DATASET RECORDS:
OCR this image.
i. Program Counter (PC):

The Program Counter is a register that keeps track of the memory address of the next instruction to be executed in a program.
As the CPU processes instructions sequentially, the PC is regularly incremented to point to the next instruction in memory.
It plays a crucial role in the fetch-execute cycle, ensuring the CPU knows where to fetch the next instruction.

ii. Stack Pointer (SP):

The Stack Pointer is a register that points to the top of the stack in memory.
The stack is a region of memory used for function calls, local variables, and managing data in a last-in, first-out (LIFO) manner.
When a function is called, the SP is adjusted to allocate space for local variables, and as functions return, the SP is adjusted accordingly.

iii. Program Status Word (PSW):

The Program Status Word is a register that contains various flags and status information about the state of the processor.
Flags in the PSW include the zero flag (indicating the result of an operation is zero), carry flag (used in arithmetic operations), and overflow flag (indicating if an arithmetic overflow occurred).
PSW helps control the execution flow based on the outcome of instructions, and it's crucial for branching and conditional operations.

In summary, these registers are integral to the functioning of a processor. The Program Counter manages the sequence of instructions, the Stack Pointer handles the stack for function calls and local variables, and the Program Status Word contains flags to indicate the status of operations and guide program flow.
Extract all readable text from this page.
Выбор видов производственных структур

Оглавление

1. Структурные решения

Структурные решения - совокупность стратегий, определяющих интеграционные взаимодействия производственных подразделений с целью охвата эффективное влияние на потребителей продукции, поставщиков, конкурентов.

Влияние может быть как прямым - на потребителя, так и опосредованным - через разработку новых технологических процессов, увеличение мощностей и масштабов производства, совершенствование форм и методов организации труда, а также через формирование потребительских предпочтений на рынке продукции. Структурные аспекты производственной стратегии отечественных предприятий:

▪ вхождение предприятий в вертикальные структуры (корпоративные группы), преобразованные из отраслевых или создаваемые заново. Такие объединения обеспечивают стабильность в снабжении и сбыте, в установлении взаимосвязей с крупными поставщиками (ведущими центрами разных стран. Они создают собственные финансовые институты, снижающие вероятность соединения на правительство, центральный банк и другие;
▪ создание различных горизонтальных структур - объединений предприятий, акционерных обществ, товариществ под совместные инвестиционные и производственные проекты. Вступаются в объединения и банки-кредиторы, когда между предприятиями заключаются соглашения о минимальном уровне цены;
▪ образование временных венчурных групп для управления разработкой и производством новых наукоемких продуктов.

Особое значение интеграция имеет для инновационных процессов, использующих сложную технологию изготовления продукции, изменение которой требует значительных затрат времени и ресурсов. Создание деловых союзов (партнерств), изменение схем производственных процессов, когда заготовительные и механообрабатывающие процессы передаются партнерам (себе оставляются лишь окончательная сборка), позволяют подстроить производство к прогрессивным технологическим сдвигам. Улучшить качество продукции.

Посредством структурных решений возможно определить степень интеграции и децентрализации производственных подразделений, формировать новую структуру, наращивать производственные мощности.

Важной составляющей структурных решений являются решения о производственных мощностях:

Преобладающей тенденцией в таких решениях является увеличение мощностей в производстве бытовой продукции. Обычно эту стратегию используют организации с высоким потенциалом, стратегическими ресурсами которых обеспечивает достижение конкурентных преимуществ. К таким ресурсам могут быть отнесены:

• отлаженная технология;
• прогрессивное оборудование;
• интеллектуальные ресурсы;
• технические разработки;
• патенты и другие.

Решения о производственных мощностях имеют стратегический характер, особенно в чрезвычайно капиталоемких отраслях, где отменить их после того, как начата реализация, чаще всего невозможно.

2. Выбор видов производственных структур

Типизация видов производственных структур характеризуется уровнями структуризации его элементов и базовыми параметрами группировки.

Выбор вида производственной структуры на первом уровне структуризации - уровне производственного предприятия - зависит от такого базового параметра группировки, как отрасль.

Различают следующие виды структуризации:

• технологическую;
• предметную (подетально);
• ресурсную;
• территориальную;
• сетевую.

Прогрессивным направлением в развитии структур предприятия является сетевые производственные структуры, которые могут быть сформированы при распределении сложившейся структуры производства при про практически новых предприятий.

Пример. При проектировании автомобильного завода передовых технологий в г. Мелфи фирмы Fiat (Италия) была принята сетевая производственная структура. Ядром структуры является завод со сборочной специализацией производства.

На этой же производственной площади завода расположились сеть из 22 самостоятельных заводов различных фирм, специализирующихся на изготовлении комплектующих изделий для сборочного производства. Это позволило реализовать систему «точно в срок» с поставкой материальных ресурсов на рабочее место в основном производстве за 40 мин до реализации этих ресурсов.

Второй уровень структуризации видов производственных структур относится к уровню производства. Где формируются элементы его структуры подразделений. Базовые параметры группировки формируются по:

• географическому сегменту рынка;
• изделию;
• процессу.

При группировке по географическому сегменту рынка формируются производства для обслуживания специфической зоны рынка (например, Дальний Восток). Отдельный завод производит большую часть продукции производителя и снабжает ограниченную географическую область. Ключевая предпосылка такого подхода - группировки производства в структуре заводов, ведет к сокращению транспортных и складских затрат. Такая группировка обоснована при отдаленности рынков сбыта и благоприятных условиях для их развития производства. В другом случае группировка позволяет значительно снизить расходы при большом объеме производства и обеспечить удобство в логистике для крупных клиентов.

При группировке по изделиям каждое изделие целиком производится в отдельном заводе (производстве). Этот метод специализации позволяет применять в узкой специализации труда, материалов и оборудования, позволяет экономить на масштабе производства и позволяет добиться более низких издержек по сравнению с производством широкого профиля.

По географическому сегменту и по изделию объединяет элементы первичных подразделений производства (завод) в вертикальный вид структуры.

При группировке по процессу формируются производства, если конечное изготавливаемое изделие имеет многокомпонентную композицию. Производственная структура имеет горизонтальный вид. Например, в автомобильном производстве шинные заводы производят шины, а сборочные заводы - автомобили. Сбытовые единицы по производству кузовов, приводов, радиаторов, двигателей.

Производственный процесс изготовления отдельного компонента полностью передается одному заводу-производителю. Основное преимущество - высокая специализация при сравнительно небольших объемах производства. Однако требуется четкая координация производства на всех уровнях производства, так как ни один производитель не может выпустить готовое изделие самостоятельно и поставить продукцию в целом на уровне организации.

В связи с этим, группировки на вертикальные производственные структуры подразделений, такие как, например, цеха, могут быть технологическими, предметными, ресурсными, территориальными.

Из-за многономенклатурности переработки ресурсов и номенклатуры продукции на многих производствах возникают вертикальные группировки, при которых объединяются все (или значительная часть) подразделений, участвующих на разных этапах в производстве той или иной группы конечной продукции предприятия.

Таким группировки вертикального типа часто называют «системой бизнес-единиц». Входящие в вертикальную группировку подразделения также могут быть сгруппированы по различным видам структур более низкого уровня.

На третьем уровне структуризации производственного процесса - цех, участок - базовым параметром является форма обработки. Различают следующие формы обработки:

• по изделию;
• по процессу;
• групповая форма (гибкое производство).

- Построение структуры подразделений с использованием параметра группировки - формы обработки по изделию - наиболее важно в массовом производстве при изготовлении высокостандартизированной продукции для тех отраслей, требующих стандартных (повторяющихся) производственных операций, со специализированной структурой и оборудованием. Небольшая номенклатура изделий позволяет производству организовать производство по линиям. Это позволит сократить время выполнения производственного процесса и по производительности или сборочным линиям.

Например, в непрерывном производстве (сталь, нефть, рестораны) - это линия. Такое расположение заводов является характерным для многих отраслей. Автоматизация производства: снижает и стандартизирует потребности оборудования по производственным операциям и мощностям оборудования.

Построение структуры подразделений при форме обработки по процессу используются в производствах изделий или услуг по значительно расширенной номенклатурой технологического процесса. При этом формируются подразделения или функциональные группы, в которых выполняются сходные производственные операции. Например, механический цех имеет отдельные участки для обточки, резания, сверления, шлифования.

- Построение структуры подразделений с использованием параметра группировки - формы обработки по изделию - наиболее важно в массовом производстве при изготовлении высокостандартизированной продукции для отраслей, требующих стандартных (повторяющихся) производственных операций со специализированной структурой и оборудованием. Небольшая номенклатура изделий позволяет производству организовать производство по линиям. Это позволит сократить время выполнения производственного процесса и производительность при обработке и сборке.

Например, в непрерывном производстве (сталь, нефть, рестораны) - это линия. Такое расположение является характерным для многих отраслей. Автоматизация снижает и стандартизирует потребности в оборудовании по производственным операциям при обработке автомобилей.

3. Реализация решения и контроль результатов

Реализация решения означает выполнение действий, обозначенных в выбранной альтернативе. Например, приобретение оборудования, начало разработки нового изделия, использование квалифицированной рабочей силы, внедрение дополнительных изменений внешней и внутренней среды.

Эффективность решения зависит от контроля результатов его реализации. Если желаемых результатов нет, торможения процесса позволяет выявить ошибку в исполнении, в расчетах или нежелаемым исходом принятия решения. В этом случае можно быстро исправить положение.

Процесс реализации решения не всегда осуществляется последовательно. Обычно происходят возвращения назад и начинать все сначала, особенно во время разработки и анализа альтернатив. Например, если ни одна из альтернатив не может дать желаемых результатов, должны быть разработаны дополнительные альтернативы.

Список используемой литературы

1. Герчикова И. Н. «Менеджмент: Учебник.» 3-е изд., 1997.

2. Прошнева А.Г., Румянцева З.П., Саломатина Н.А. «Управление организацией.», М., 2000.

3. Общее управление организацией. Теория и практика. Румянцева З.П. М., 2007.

PROBLEM DETAILS:
Say, as a bare number, how many lines in the entries above include the string "нефть".

SOLVED EXERCISE:
2